### EXERCISE GOAL
Set down the full listing exactly, character for character.

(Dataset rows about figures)

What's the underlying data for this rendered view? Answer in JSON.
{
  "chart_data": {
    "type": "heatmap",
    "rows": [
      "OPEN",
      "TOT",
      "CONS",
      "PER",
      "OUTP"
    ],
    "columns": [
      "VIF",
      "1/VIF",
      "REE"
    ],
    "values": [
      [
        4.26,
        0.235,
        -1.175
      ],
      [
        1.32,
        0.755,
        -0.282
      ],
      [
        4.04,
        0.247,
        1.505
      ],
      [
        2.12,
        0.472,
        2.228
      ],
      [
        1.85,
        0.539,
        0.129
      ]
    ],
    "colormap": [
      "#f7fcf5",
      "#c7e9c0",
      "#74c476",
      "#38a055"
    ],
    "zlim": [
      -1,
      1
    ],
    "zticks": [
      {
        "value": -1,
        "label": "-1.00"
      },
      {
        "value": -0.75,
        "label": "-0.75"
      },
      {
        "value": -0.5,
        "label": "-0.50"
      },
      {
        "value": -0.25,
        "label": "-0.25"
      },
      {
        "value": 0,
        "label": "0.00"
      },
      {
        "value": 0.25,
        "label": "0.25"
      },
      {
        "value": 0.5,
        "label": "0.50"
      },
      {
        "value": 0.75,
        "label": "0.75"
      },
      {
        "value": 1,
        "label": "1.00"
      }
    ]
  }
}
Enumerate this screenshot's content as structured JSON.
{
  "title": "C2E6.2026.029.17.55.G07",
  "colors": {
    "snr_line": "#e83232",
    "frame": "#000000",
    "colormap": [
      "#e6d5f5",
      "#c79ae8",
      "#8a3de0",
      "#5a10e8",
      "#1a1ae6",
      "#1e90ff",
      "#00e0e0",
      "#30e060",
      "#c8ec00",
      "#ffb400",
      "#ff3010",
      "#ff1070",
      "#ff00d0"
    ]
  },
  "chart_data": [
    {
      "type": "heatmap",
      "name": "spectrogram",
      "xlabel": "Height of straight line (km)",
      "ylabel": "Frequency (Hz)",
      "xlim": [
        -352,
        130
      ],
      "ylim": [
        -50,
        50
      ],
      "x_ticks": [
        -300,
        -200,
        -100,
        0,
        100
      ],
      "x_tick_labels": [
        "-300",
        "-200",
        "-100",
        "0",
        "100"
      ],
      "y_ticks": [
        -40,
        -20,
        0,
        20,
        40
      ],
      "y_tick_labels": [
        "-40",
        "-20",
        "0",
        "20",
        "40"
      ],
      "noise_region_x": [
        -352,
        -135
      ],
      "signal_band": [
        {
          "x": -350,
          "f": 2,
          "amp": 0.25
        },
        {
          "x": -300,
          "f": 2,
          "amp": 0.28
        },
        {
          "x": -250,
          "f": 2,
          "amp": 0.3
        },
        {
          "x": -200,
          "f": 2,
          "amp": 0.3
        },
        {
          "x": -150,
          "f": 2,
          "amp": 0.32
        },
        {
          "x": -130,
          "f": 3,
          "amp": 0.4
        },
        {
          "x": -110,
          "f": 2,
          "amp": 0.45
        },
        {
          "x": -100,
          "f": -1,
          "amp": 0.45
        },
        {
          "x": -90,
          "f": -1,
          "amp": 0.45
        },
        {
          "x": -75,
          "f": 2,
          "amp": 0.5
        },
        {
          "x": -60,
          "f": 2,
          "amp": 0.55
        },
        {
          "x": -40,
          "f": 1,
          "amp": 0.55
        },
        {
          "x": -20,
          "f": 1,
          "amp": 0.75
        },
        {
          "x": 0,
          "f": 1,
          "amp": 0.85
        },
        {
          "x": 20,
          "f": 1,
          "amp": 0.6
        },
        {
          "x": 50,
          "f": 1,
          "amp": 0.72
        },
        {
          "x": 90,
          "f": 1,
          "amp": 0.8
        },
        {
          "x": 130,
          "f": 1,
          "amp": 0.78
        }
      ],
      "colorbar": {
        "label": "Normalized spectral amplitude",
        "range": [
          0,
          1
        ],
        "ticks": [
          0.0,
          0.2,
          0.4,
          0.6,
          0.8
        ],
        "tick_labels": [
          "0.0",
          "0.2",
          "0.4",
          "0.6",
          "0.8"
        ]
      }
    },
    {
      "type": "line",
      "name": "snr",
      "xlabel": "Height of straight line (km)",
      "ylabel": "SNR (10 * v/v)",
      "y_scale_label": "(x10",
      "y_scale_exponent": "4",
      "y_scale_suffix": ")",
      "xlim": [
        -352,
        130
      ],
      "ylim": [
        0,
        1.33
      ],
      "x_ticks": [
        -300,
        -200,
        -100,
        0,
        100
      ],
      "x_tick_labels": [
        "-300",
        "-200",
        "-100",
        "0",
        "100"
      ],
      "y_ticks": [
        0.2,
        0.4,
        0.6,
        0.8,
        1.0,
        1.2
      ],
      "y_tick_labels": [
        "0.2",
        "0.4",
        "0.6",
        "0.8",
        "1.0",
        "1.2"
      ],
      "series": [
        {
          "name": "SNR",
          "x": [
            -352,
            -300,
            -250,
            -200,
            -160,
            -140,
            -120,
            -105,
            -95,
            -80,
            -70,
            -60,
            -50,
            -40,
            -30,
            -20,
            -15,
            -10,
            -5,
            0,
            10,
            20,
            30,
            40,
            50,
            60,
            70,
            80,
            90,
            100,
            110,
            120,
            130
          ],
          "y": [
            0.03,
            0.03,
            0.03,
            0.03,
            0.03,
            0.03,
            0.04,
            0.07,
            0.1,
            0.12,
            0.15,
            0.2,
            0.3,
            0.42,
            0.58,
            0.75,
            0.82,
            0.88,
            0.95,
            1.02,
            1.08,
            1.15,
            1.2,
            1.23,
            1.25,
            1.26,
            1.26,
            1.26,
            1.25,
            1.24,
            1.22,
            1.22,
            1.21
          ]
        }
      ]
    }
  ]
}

### EXERCISE OUTPUT
What's the underlying data for this rendered view? Answer in JSON.
{
  "chart_data": {
    "type": "heatmap",
    "rows": [
      "OPEN",
      "TOT",
      "CONS",
      "PER",
      "OUTP"
    ],
    "columns": [
      "VIF",
      "1/VIF",
      "REE"
    ],
    "values": [
      [
        4.26,
        0.235,
        -1.175
      ],
      [
        1.32,
        0.755,
        -0.282
      ],
      [
        4.04,
        0.247,
        1.505
      ],
      [
        2.12,
        0.472,
        2.228
      ],
      [
        1.85,
        0.539,
        0.129
      ]
    ],
    "colormap": [
      "#f7fcf5",
      "#c7e9c0",
      "#74c476",
      "#38a055"
    ],
    "zlim": [
      -1,
      1
    ],
    "zticks": [
      {
        "value": -1,
        "label": "-1.00"
      },
      {
        "value": -0.75,
        "label": "-0.75"
      },
      {
        "value": -0.5,
        "label": "-0.50"
      },
      {
        "value": -0.25,
        "label": "-0.25"
      },
      {
        "value": 0,
        "label": "0.00"
      },
      {
        "value": 0.25,
        "label": "0.25"
      },
      {
        "value": 0.5,
        "label": "0.50"
      },
      {
        "value": 0.75,
        "label": "0.75"
      },
      {
        "value": 1,
        "label": "1.00"
      }
    ]
  }
}
Enumerate this screenshot's content as structured JSON.
{
  "title": "C2E6.2026.029.17.55.G07",
  "colors": {
    "snr_line": "#e83232",
    "frame": "#000000",
    "colormap": [
      "#e6d5f5",
      "#c79ae8",
      "#8a3de0",
      "#5a10e8",
      "#1a1ae6",
      "#1e90ff",
      "#00e0e0",
      "#30e060",
      "#c8ec00",
      "#ffb400",
      "#ff3010",
      "#ff1070",
      "#ff00d0"
    ]
  },
  "chart_data": [
    {
      "type": "heatmap",
      "name": "spectrogram",
      "xlabel": "Height of straight line (km)",
      "ylabel": "Frequency (Hz)",
      "xlim": [
        -352,
        130
      ],
      "ylim": [
        -50,
        50
      ],
      "x_ticks": [
        -300,
        -200,
        -100,
        0,
        100
      ],
      "x_tick_labels": [
        "-300",
        "-200",
        "-100",
        "0",
        "100"
      ],
      "y_ticks": [
        -40,
        -20,
        0,
        20,
        40
      ],
      "y_tick_labels": [
        "-40",
        "-20",
        "0",
        "20",
        "40"
      ],
      "noise_region_x": [
        -352,
        -135
      ],
      "signal_band": [
        {
          "x": -350,
          "f": 2,
          "amp": 0.25
        },
        {
          "x": -300,
          "f": 2,
          "amp": 0.28
        },
        {
          "x": -250,
          "f": 2,
          "amp": 0.3
        },
        {
          "x": -200,
          "f": 2,
          "amp": 0.3
        },
        {
          "x": -150,
          "f": 2,
          "amp": 0.32
        },
        {
          "x": -130,
          "f": 3,
          "amp": 0.4
        },
        {
          "x": -110,
          "f": 2,
          "amp": 0.45
        },
        {
          "x": -100,
          "f": -1,
          "amp": 0.45
        },
        {
          "x": -90,
          "f": -1,
          "amp": 0.45
        },
        {
          "x": -75,
          "f": 2,
          "amp": 0.5
        },
        {
          "x": -60,
          "f": 2,
          "amp": 0.55
        },
        {
          "x": -40,
          "f": 1,
          "amp": 0.55
        },
        {
          "x": -20,
          "f": 1,
          "amp": 0.75
        },
        {
          "x": 0,
          "f": 1,
          "amp": 0.85
        },
        {
          "x": 20,
          "f": 1,
          "amp": 0.6
        },
        {
          "x": 50,
          "f": 1,
          "amp": 0.72
        },
        {
          "x": 90,
          "f": 1,
          "amp": 0.8
        },
        {
          "x": 130,
          "f": 1,
          "amp": 0.78
        }
      ],
      "colorbar": {
        "label": "Normalized spectral amplitude",
        "range": [
          0,
          1
        ],
        "ticks": [
          0.0,
          0.2,
          0.4,
          0.6,
          0.8
        ],
        "tick_labels": [
          "0.0",
          "0.2",
          "0.4",
          "0.6",
          "0.8"
        ]
      }
    },
    {
      "type": "line",
      "name": "snr",
      "xlabel": "Height of straight line (km)",
      "ylabel": "SNR (10 * v/v)",
      "y_scale_label": "(x10",
      "y_scale_exponent": "4",
      "y_scale_suffix": ")",
      "xlim": [
        -352,
        130
      ],
      "ylim": [
        0,
        1.33
      ],
      "x_ticks": [
        -300,
        -200,
        -100,
        0,
        100
      ],
      "x_tick_labels": [
        "-300",
        "-200",
        "-100",
        "0",
        "100"
      ],
      "y_ticks": [
        0.2,
        0.4,
        0.6,
        0.8,
        1.0,
        1.2
      ],
      "y_tick_labels": [
        "0.2",
        "0.4",
        "0.6",
        "0.8",
        "1.0",
        "1.2"
      ],
      "series": [
        {
          "name": "SNR",
          "x": [
            -352,
            -300,
            -250,
            -200,
            -160,
            -140,
            -120,
            -105,
            -95,
            -80,
            -70,
            -60,
            -50,
            -40,
            -30,
            -20,
            -15,
            -10,
            -5,
            0,
            10,
            20,
            30,
            40,
            50,
            60,
            70,
            80,
            90,
            100,
            110,
            120,
            130
          ],
          "y": [
            0.03,
            0.03,
            0.03,
            0.03,
            0.03,
            0.03,
            0.04,
            0.07,
            0.1,
            0.12,
            0.15,
            0.2,
            0.3,
            0.42,
            0.58,
            0.75,
            0.82,
            0.88,
            0.95,
            1.02,
            1.08,
            1.15,
            1.2,
            1.23,
            1.25,
            1.26,
            1.26,
            1.26,
            1.25,
            1.24,
            1.22,
            1.22,
            1.21
          ]
        }
      ]
    }
  ]
}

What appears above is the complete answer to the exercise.